Data records:
━━━
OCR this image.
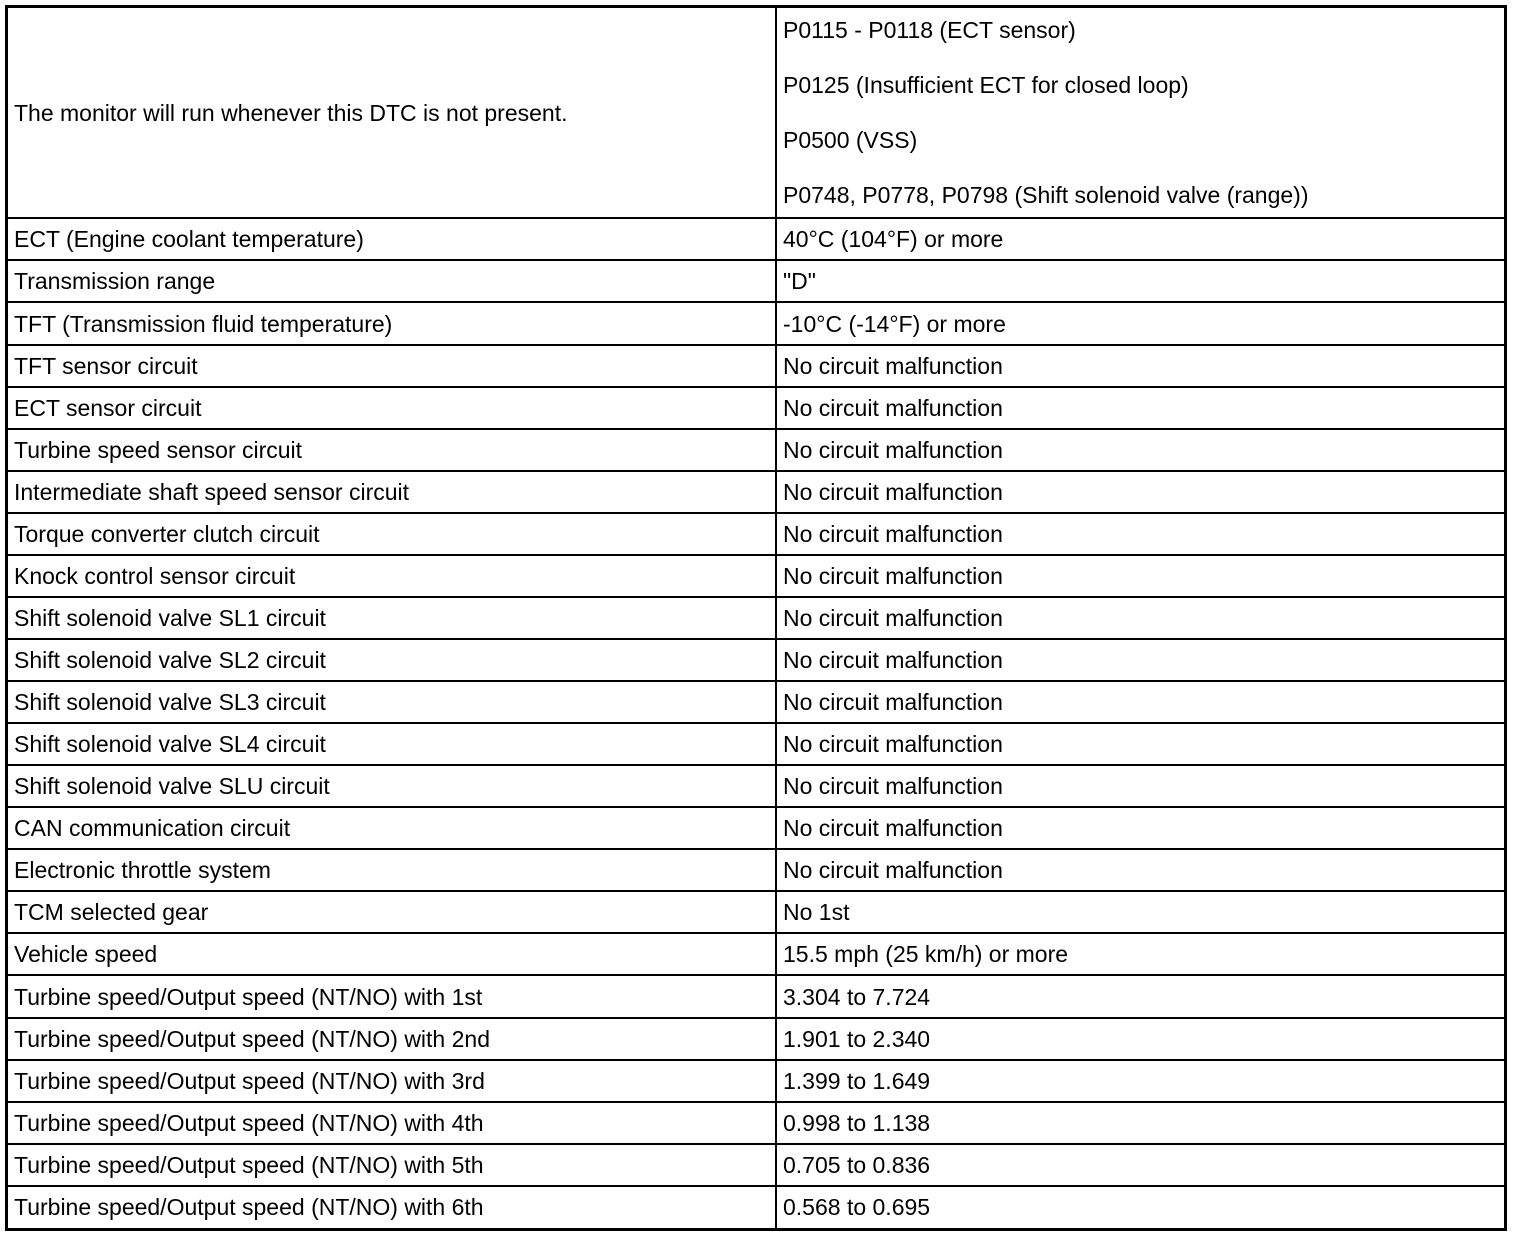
The monitor will run whenever this DTC is not present.	P0115 - P0118 (ECT sensor)
P0125 (Insufficient ECT for closed loop)
P0500 (VSS)
P0748, P0778, P0798 (Shift solenoid valve (range))

ECT (Engine coolant temperature)	40°C (104°F) or more
Transmission range	"D"
TFT (Transmission fluid temperature)	-10°C (-14°F) or more
TFT sensor circuit	No circuit malfunction
ECT sensor circuit	No circuit malfunction
Turbine speed sensor circuit	No circuit malfunction
Intermediate shaft speed sensor circuit	No circuit malfunction
Torque converter clutch circuit	No circuit malfunction
Knock control sensor circuit	No circuit malfunction
Shift solenoid valve SL1 circuit	No circuit malfunction
Shift solenoid valve SL2 circuit	No circuit malfunction
Shift solenoid valve SL3 circuit	No circuit malfunction
Shift solenoid valve SL4 circuit	No circuit malfunction
Shift solenoid valve SLU circuit	No circuit malfunction
CAN communication circuit	No circuit malfunction
Electronic throttle system	No circuit malfunction
TCM selected gear	No 1st
Vehicle speed	15.5 mph (25 km/h) or more
Turbine speed/Output speed (NT/NO) with 1st	3.304 to 7.724
Turbine speed/Output speed (NT/NO) with 2nd	1.901 to 2.340
Turbine speed/Output speed (NT/NO) with 3rd	1.399 to 1.649
Turbine speed/Output speed (NT/NO) with 4th	0.998 to 1.138
Turbine speed/Output speed (NT/NO) with 5th	0.705 to 0.836
Turbine speed/Output speed (NT/NO) with 6th	0.568 to 0.695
━━━
## TASK OBJECTIVE
Keep the pictures out of the copy and write out the data exactly as it stands.

## WRITTEN SOLUTION
OCR this image.
The monitor will run whenever this DTC is not present.	P0115 - P0118 (ECT sensor)
P0125 (Insufficient ECT for closed loop)
P0500 (VSS)
P0748, P0778, P0798 (Shift solenoid valve (range))

ECT (Engine coolant temperature)	40°C (104°F) or more
Transmission range	"D"
TFT (Transmission fluid temperature)	-10°C (-14°F) or more
TFT sensor circuit	No circuit malfunction
ECT sensor circuit	No circuit malfunction
Turbine speed sensor circuit	No circuit malfunction
Intermediate shaft speed sensor circuit	No circuit malfunction
Torque converter clutch circuit	No circuit malfunction
Knock control sensor circuit	No circuit malfunction
Shift solenoid valve SL1 circuit	No circuit malfunction
Shift solenoid valve SL2 circuit	No circuit malfunction
Shift solenoid valve SL3 circuit	No circuit malfunction
Shift solenoid valve SL4 circuit	No circuit malfunction
Shift solenoid valve SLU circuit	No circuit malfunction
CAN communication circuit	No circuit malfunction
Electronic throttle system	No circuit malfunction
TCM selected gear	No 1st
Vehicle speed	15.5 mph (25 km/h) or more
Turbine speed/Output speed (NT/NO) with 1st	3.304 to 7.724
Turbine speed/Output speed (NT/NO) with 2nd	1.901 to 2.340
Turbine speed/Output speed (NT/NO) with 3rd	1.399 to 1.649
Turbine speed/Output speed (NT/NO) with 4th	0.998 to 1.138
Turbine speed/Output speed (NT/NO) with 5th	0.705 to 0.836
Turbine speed/Output speed (NT/NO) with 6th	0.568 to 0.695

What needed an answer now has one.